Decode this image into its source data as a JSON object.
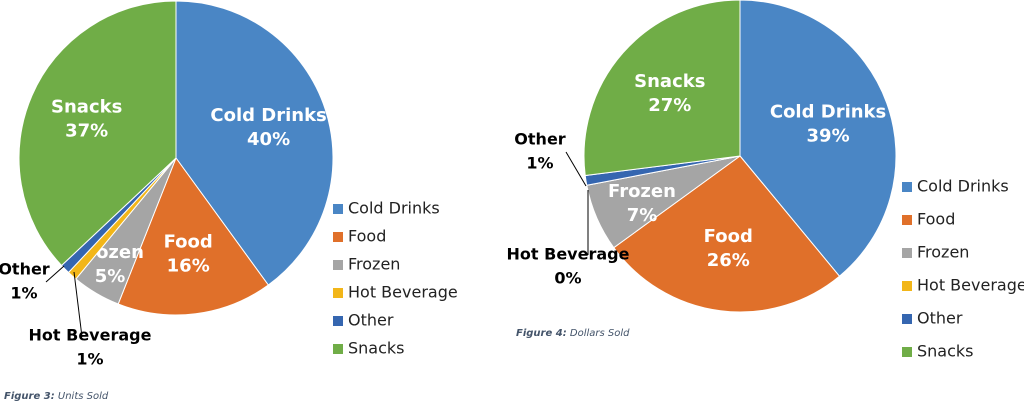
{
  "chart_data": [
    {
      "type": "pie",
      "figure_label": "Figure 3:",
      "title": "Units Sold",
      "categories": [
        "Cold Drinks",
        "Food",
        "Frozen",
        "Hot Beverage",
        "Other",
        "Snacks"
      ],
      "values": [
        40,
        16,
        5,
        1,
        1,
        37
      ],
      "value_labels": [
        "40%",
        "16%",
        "5%",
        "1%",
        "1%",
        "37%"
      ],
      "colors": [
        "#4a86c5",
        "#e0702a",
        "#a5a5a5",
        "#f2b619",
        "#3566b0",
        "#70ad47"
      ],
      "legend": "right"
    },
    {
      "type": "pie",
      "figure_label": "Figure 4:",
      "title": "Dollars Sold",
      "categories": [
        "Cold Drinks",
        "Food",
        "Frozen",
        "Hot Beverage",
        "Other",
        "Snacks"
      ],
      "values": [
        39,
        26,
        7,
        0,
        1,
        27
      ],
      "value_labels": [
        "39%",
        "26%",
        "7%",
        "0%",
        "1%",
        "27%"
      ],
      "colors": [
        "#4a86c5",
        "#e0702a",
        "#a5a5a5",
        "#f2b619",
        "#3566b0",
        "#70ad47"
      ],
      "legend": "right"
    }
  ]
}
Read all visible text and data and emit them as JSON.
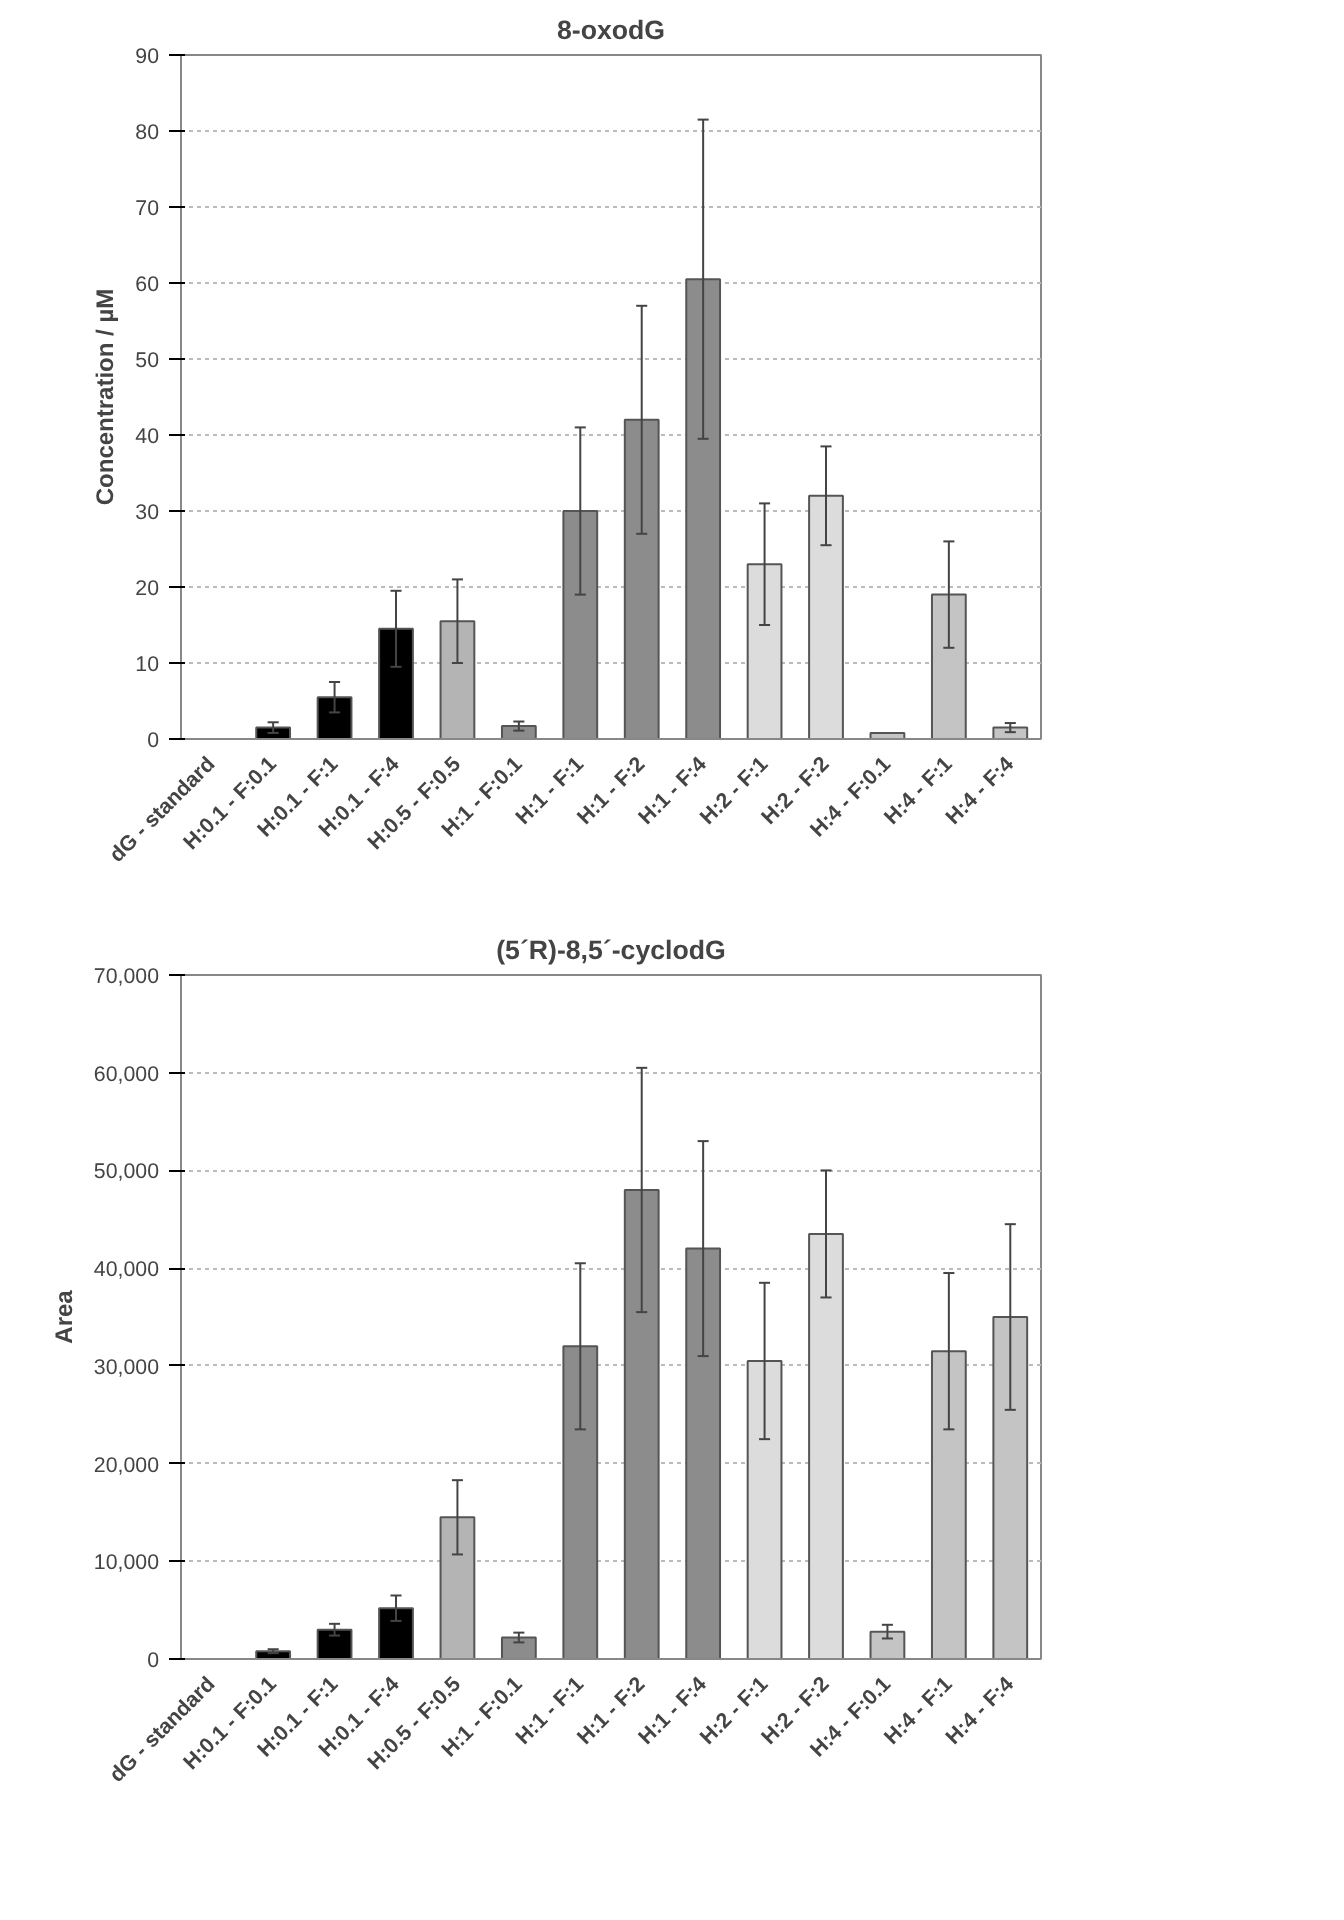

_ _ _ _ _ _ _

Every record is to be reproduced exactly, with no pictures included.

Decode this image into its source data as a JSON object.
{
  "chart_data": [
    {
      "type": "pie",
      "figure_label": "Figure 3:",
      "title": "Units Sold",
      "categories": [
        "Cold Drinks",
        "Food",
        "Frozen",
        "Hot Beverage",
        "Other",
        "Snacks"
      ],
      "values": [
        40,
        16,
        5,
        1,
        1,
        37
      ],
      "value_labels": [
        "40%",
        "16%",
        "5%",
        "1%",
        "1%",
        "37%"
      ],
      "colors": [
        "#4a86c5",
        "#e0702a",
        "#a5a5a5",
        "#f2b619",
        "#3566b0",
        "#70ad47"
      ],
      "legend": "right"
    },
    {
      "type": "pie",
      "figure_label": "Figure 4:",
      "title": "Dollars Sold",
      "categories": [
        "Cold Drinks",
        "Food",
        "Frozen",
        "Hot Beverage",
        "Other",
        "Snacks"
      ],
      "values": [
        39,
        26,
        7,
        0,
        1,
        27
      ],
      "value_labels": [
        "39%",
        "26%",
        "7%",
        "0%",
        "1%",
        "27%"
      ],
      "colors": [
        "#4a86c5",
        "#e0702a",
        "#a5a5a5",
        "#f2b619",
        "#3566b0",
        "#70ad47"
      ],
      "legend": "right"
    }
  ]
}
Read all visible text and data and emit them as JSON.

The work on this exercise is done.